QUOTED PASSAGE.
--- START ---
Map2k7 Haploinsufficient Mice Show Hippocampal and VTA Hypermetabolism and Orbital Cortex Hypometabolism

Map2k7 ^+/− mice show hippocampal hypermetabolism, with increased LCGU in the dorsal subiculum (VH-DS, F_(1,26) = 7.78, P = .009) and molecular layer (VH-ML, F_(1,26) = 6.59, P = .016) of the ventral hippocampus (figure 1). LCGU was also increased in the VTA (F_(1,26) = 4.58, P = .041) and medial geniculate (MG, F_(1,26) = 4.25, P = .049) of Map2k7^+/− mice. By contrast, LCGU was significantly decreased in the dorsolateral orbital cortex (DLO, F_(1,26) = 6.06, P = .021) of Map2k7^+/− mice. We found no evidence that the impact of Map2k7 haploinsufficiency on LCGU was influenced by sex. Full data shown in supplementary table S1.

Fig 1. — Constitutive LCGU is altered in *Map2k7*^+/− mice. *Map2k7*^+/− mice show dorsolateral orbital cortex (DLO) hypometabolism and hippocampal (dorsal subiculum, VH-DS; molecular layer, VH-ML), ventral tegmental area (VTA) and medial geniculate (MG) hypermetabolism. Data shown as mean ± standard error of the mean. *P < .05, **P < .01 genotype effect (ANOVA).

Map2k7 Haploinsufficient Mice Show Abnormal Functional Brain Network Connectivity Supporting Hippocampal and Septum/DB Hyperconnectivity and Mesolimbic Hypoconnectivity

Globally, functional brain networks in Map2k7^+/− mice had a similar number of connections (<k>) and showed a similar level of clustering (C_p) to those in WT animals. However, average path length (L_p) is significantly reduced (P = .0123) in Map2k7^+/− mice (figure 2), supporting an altered network structure that promotes more efficient information transfer across brain networks in these animals.

Fig. 2. — *Map2k7* ^+/− mice show altered functional brain network connectivity. (a) Average path length (L_p) is decreased (P = .012) whereas mean degree (<k>) and clustering (C_p) are not altered in *Map2k7*^+/− mice. (b) Heatmaps showing altered inter-regional connectivity in *Map2k7*^+/− mice. Red denotes gained (ventral tegmental area [VIP] 95% CI >0.8 in *Mapk7*^+/−, <0.8 in wild-type [WT] and z-score difference >1.96) and blue denotes lost (VIP 95% CI >0.8 in WT, <0.8 in *Map2k7*^+/− and z-score difference <−1.96) connectivity in *Map2k7*^+/− mice. PFC = prefrontal cortex, HP = hippocampus, Mesol. = mesolimbic system, Sept/DB = septal/diagonal band of Broca, Ctx = cortex, BG = basal ganglia, Aud. = auditory system, Nm = neuromodulatory nuclei, Multi. = multimodal. Full connectivity heatmaps are shown in supplementary figure S2. (c) Brain images showing the anatomical localization of altered inter-regional connectivity in *Map2k7*^+/− mice. Blue denotes lost and red denotes gained connectivity. Brain sections modified from the Allen atlas (mouse.brain-map.org/static/atlas).
--- END ---
DATA SUPPLIED.
--- START ---
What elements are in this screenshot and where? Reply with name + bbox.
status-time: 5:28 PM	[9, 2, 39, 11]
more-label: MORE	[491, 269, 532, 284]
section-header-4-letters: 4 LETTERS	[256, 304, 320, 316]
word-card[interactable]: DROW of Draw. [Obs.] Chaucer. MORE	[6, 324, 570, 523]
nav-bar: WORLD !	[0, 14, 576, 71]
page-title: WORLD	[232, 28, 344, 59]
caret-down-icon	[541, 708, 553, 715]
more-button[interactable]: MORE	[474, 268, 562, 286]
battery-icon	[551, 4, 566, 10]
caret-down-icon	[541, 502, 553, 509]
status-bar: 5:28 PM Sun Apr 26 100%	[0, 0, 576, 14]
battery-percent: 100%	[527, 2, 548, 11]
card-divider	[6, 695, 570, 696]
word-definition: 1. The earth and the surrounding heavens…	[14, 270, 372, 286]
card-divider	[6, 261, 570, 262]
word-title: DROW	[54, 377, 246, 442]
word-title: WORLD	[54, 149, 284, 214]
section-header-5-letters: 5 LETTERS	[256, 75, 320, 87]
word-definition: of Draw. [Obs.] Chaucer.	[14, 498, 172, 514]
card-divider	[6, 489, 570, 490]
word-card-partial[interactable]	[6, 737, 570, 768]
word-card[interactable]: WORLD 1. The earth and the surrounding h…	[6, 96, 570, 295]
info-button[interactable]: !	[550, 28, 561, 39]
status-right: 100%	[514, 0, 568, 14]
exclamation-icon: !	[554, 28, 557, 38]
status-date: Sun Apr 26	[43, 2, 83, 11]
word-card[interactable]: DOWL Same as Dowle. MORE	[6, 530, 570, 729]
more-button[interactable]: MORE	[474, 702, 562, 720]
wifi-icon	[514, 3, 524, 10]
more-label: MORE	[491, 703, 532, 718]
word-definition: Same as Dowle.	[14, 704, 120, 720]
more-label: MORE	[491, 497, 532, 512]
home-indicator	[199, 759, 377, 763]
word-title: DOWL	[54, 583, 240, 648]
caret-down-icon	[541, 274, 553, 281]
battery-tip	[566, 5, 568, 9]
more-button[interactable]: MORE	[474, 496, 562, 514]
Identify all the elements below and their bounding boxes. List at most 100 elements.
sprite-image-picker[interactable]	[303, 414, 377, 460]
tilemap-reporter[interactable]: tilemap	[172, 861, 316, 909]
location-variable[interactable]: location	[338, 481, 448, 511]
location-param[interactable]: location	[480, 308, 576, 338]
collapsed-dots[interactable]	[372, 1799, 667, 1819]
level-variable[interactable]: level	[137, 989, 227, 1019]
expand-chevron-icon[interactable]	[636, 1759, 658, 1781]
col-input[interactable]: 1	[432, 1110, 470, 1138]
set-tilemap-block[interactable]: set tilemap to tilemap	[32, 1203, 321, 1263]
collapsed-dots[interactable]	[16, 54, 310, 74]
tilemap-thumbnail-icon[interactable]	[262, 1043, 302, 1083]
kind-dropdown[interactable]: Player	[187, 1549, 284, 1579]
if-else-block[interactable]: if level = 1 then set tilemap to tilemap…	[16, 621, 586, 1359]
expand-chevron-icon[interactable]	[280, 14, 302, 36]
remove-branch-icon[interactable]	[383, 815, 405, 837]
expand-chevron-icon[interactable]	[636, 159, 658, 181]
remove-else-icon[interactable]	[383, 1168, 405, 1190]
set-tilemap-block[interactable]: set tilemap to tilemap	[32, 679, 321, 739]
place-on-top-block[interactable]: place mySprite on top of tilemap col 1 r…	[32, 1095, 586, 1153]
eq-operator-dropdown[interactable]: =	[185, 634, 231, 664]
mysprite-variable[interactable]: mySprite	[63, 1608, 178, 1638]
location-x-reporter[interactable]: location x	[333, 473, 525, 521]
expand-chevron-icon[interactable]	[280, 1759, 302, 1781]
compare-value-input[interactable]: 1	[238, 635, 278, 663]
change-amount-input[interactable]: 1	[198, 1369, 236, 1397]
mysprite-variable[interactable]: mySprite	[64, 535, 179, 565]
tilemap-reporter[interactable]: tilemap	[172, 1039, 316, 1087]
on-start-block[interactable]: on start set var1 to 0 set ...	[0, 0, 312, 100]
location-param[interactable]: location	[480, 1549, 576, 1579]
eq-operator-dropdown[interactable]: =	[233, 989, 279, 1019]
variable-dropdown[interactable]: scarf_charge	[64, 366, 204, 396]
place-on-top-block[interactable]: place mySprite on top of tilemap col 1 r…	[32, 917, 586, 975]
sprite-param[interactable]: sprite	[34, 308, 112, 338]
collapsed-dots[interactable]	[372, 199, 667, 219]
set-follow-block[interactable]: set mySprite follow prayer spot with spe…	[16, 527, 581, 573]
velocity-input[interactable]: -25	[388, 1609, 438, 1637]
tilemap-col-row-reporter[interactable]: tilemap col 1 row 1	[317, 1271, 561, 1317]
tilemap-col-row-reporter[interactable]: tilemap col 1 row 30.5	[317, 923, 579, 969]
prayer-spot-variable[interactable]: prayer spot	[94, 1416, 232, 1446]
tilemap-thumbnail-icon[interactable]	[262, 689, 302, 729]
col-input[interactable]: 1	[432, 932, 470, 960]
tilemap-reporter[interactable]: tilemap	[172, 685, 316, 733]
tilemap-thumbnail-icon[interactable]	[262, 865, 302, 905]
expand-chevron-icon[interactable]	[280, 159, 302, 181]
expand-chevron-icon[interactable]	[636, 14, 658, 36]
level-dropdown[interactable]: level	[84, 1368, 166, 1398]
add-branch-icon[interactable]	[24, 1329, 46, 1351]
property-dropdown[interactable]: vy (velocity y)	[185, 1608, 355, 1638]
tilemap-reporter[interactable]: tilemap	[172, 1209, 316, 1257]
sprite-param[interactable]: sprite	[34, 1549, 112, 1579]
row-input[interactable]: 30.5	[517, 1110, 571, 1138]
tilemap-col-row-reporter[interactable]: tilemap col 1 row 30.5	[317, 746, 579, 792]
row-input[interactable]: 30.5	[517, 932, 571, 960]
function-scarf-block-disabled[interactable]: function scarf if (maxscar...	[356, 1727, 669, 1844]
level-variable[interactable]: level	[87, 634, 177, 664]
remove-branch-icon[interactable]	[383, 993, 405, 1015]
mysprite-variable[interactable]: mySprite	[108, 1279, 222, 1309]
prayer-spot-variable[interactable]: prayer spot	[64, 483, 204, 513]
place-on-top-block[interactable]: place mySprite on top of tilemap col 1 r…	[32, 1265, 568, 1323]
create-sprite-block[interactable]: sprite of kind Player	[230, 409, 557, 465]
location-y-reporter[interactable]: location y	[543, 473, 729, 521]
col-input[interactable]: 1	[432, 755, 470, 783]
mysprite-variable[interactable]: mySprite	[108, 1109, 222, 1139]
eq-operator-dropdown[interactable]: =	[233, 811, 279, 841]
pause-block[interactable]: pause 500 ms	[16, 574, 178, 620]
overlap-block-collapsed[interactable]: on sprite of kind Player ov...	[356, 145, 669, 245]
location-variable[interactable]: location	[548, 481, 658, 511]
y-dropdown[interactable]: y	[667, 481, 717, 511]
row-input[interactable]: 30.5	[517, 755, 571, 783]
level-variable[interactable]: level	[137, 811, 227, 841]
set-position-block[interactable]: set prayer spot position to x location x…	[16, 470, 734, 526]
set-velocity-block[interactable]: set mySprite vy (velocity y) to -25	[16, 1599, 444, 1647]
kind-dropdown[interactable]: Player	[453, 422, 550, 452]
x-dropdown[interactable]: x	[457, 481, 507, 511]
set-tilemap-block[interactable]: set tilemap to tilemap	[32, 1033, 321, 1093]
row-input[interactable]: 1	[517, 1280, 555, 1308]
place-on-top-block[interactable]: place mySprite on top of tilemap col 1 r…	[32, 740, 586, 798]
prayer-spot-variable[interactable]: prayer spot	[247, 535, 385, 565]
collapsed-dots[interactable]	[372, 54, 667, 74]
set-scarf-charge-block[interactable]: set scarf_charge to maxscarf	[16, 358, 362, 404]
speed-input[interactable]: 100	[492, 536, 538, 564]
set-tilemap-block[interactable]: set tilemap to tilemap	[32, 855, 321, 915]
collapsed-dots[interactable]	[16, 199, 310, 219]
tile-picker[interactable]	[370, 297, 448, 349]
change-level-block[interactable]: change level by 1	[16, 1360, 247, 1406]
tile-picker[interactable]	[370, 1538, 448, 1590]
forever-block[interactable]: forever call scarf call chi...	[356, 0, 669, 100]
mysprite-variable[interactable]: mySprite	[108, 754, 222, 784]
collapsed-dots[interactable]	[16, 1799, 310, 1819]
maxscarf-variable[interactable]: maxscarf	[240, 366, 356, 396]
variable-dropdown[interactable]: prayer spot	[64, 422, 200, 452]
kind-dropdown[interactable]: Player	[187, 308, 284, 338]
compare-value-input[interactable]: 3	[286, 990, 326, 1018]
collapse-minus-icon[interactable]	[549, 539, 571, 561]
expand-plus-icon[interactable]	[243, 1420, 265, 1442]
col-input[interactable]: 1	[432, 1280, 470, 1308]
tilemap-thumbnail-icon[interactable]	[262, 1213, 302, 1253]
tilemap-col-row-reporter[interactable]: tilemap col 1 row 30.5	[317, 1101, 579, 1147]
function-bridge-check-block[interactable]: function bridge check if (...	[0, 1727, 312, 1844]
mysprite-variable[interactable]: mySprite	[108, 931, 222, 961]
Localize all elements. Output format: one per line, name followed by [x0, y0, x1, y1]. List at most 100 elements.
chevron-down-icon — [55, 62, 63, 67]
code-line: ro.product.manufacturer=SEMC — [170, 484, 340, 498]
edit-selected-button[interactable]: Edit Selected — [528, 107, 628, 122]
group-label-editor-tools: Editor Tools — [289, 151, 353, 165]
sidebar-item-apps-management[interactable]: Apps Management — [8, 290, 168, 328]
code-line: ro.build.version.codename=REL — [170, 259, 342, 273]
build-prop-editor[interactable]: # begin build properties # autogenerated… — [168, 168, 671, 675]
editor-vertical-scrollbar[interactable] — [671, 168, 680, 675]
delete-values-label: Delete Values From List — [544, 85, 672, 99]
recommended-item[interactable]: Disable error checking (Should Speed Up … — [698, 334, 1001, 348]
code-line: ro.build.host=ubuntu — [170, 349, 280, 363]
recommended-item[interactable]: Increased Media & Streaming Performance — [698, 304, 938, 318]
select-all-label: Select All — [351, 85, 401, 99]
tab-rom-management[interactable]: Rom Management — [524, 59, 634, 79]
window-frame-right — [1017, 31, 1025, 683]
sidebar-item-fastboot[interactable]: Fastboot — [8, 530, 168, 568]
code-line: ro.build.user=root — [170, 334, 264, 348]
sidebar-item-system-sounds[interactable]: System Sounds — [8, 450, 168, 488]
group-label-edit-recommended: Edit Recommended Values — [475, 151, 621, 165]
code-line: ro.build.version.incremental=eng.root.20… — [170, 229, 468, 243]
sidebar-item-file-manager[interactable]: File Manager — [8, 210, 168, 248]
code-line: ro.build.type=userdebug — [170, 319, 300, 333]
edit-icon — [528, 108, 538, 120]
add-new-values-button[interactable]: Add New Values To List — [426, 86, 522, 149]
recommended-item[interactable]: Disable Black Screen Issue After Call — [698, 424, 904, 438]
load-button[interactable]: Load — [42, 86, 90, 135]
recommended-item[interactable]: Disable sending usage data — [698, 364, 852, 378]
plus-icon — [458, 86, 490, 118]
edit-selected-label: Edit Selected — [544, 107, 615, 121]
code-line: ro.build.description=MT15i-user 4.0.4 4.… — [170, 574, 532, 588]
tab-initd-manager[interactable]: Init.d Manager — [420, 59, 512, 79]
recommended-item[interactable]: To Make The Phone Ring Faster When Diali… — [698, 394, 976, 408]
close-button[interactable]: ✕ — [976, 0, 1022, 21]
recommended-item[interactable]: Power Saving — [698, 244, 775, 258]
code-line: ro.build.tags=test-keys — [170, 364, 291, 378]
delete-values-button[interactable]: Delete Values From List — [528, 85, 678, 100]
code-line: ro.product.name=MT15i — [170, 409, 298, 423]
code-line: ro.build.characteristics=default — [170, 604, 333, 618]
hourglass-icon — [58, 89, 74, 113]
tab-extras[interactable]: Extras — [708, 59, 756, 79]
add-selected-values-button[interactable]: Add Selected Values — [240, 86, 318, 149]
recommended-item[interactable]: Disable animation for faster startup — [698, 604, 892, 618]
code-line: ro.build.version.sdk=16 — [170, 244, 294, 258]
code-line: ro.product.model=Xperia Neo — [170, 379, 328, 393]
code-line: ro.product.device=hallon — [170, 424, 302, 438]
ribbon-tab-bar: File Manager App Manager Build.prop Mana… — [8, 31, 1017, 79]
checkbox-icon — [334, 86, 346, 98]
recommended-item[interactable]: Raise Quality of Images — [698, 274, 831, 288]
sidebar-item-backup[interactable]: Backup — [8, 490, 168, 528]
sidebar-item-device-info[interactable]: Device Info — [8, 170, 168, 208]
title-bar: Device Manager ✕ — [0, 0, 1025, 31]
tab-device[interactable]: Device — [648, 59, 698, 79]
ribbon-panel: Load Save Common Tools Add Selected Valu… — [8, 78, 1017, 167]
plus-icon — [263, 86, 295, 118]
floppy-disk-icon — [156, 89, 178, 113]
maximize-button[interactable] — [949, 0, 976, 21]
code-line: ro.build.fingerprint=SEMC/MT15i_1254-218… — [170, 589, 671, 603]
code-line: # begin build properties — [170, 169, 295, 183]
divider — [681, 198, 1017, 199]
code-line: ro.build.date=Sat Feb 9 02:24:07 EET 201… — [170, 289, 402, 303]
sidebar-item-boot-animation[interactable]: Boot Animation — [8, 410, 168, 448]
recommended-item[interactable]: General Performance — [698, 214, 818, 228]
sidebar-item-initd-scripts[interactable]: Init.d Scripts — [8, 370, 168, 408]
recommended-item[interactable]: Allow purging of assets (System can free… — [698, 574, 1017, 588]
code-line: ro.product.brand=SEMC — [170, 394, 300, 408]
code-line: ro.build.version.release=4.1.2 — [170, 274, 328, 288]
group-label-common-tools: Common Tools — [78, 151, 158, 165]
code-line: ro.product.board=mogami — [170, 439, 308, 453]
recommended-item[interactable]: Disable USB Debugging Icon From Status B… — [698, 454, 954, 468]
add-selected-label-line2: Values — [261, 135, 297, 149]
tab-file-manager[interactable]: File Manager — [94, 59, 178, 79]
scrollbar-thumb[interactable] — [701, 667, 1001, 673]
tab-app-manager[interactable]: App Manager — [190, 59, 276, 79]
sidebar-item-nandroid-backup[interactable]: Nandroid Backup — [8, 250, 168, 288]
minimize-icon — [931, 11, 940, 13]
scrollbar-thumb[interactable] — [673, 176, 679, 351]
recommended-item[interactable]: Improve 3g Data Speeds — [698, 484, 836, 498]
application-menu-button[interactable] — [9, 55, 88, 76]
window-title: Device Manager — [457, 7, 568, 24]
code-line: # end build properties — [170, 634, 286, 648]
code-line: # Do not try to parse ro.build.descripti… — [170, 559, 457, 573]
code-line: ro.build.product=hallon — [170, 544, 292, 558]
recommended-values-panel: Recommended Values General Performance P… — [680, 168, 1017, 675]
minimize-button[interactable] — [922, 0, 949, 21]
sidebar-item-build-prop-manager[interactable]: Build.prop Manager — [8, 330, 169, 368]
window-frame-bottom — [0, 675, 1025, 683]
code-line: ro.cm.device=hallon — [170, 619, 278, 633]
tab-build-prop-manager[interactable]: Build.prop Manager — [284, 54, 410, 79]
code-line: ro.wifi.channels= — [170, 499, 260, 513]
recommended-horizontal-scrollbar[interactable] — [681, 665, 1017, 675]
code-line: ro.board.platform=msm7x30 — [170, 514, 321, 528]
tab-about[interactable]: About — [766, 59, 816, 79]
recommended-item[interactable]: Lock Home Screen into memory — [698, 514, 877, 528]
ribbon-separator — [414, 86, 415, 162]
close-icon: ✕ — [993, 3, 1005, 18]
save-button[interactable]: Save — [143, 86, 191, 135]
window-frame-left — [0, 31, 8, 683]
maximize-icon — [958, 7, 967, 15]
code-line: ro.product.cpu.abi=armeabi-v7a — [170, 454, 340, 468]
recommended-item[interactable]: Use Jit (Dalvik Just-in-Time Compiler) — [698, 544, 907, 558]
--- END ---
ACTIONS TO TAKE.
[1] Name every brain region where the passage on Map2k7 haploinsufficient mice says LCGU was increased in Map2k7^+/− mice.
[2] Decide whether each statement agrees with the passage on Map2k7 haploinsufficient mice. Answer yes or no, and quote the words that decide it.
(a) Functional brain networks in Map2k7^+/− mice had fewer connections than those in WT animals.
(b) LCGU was lower in the dorsolateral orbital cortex of Map2k7^+/− mice.
(c) The effect of Map2k7 haploinsufficiency on LCGU differed between the sexes.
[3] From the passage on Map2k7 haploinsufficient mice, quote the text between "Map2k7 Haploinsufficient Mice Show Hippocampal" and "supplementary table S1.", inclusive.

RESPONSES BY ITEM NUMBER.
[1]
- Dorsal subiculum of the ventral hippocampus (VH-DS)
- Molecular layer of the ventral hippocampus (VH-ML)
- Ventral tegmental area (VTA)
- Medial geniculate (MG)

[2]
(a) No: "functional brain networks in Map2k7^+/− mice had a similar number of connections (<k>)"
(b) Yes: "LCGU was significantly decreased in the dorsolateral orbital cortex"
(c) No: "We found no evidence that the impact of Map2k7 haploinsufficiency on LCGU was influenced by sex"

[3]
Map2k7 Haploinsufficient Mice Show Hippocampal and VTA Hypermetabolism and Orbital Cortex Hypometabolism

Map2k7 ^+/− mice show hippocampal hypermetabolism, with increased LCGU in the dorsal subiculum (VH-DS, F_(1,26) = 7.78, P = .009) and molecular layer (VH-ML, F_(1,26) = 6.59, P = .016) of the ventral hippocampus (figure 1). LCGU was also increased in the VTA (F_(1,26) = 4.58, P = .041) and medial geniculate (MG, F_(1,26) = 4.25, P = .049) of Map2k7^+/− mice. By contrast, LCGU was significantly decreased in the dorsolateral orbital cortex (DLO, F_(1,26) = 6.06, P = .021) of Map2k7^+/− mice. We found no evidence that the impact of Map2k7 haploinsufficiency on LCGU was influenced by sex. Full data shown in supplementary table S1.